*TASK TO CARRY OUT*. Reproduce this listing in full.

* begin *

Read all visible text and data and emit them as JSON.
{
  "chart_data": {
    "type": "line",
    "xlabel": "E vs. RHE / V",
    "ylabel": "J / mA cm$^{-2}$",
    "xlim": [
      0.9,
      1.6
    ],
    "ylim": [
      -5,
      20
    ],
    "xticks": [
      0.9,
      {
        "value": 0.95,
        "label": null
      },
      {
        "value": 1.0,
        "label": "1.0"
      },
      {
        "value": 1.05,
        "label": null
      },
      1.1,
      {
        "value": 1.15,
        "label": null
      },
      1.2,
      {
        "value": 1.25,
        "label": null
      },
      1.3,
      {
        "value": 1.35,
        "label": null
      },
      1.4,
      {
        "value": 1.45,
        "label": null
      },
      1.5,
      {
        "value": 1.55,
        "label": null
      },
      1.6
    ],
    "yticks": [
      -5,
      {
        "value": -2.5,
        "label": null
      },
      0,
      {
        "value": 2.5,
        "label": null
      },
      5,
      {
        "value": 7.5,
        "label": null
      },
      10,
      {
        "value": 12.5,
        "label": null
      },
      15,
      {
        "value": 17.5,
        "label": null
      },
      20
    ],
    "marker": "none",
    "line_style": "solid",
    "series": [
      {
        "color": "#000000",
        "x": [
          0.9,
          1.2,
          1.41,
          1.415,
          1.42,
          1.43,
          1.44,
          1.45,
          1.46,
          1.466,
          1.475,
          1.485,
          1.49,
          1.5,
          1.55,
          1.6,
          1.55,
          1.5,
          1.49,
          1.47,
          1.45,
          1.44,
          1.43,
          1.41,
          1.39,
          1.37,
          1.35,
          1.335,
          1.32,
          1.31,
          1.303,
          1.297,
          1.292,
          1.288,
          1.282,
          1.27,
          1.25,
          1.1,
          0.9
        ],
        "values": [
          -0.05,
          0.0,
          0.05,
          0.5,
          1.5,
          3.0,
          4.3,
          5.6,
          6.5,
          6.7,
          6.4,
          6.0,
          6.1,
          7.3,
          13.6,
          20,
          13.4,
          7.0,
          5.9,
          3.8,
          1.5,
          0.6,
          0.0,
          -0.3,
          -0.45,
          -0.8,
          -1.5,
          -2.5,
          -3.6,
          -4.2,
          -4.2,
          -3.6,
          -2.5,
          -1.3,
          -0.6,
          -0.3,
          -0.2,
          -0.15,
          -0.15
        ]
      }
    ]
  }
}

* end *

*RESPONSE*.
Read all visible text and data and emit them as JSON.
{
  "chart_data": {
    "type": "line",
    "xlabel": "E vs. RHE / V",
    "ylabel": "J / mA cm$^{-2}$",
    "xlim": [
      0.9,
      1.6
    ],
    "ylim": [
      -5,
      20
    ],
    "xticks": [
      0.9,
      {
        "value": 0.95,
        "label": null
      },
      {
        "value": 1.0,
        "label": "1.0"
      },
      {
        "value": 1.05,
        "label": null
      },
      1.1,
      {
        "value": 1.15,
        "label": null
      },
      1.2,
      {
        "value": 1.25,
        "label": null
      },
      1.3,
      {
        "value": 1.35,
        "label": null
      },
      1.4,
      {
        "value": 1.45,
        "label": null
      },
      1.5,
      {
        "value": 1.55,
        "label": null
      },
      1.6
    ],
    "yticks": [
      -5,
      {
        "value": -2.5,
        "label": null
      },
      0,
      {
        "value": 2.5,
        "label": null
      },
      5,
      {
        "value": 7.5,
        "label": null
      },
      10,
      {
        "value": 12.5,
        "label": null
      },
      15,
      {
        "value": 17.5,
        "label": null
      },
      20
    ],
    "marker": "none",
    "line_style": "solid",
    "series": [
      {
        "color": "#000000",
        "x": [
          0.9,
          1.2,
          1.41,
          1.415,
          1.42,
          1.43,
          1.44,
          1.45,
          1.46,
          1.466,
          1.475,
          1.485,
          1.49,
          1.5,
          1.55,
          1.6,
          1.55,
          1.5,
          1.49,
          1.47,
          1.45,
          1.44,
          1.43,
          1.41,
          1.39,
          1.37,
          1.35,
          1.335,
          1.32,
          1.31,
          1.303,
          1.297,
          1.292,
          1.288,
          1.282,
          1.27,
          1.25,
          1.1,
          0.9
        ],
        "values": [
          -0.05,
          0.0,
          0.05,
          0.5,
          1.5,
          3.0,
          4.3,
          5.6,
          6.5,
          6.7,
          6.4,
          6.0,
          6.1,
          7.3,
          13.6,
          20,
          13.4,
          7.0,
          5.9,
          3.8,
          1.5,
          0.6,
          0.0,
          -0.3,
          -0.45,
          -0.8,
          -1.5,
          -2.5,
          -3.6,
          -4.2,
          -4.2,
          -3.6,
          -2.5,
          -1.3,
          -0.6,
          -0.3,
          -0.2,
          -0.15,
          -0.15
        ]
      }
    ]
  }
}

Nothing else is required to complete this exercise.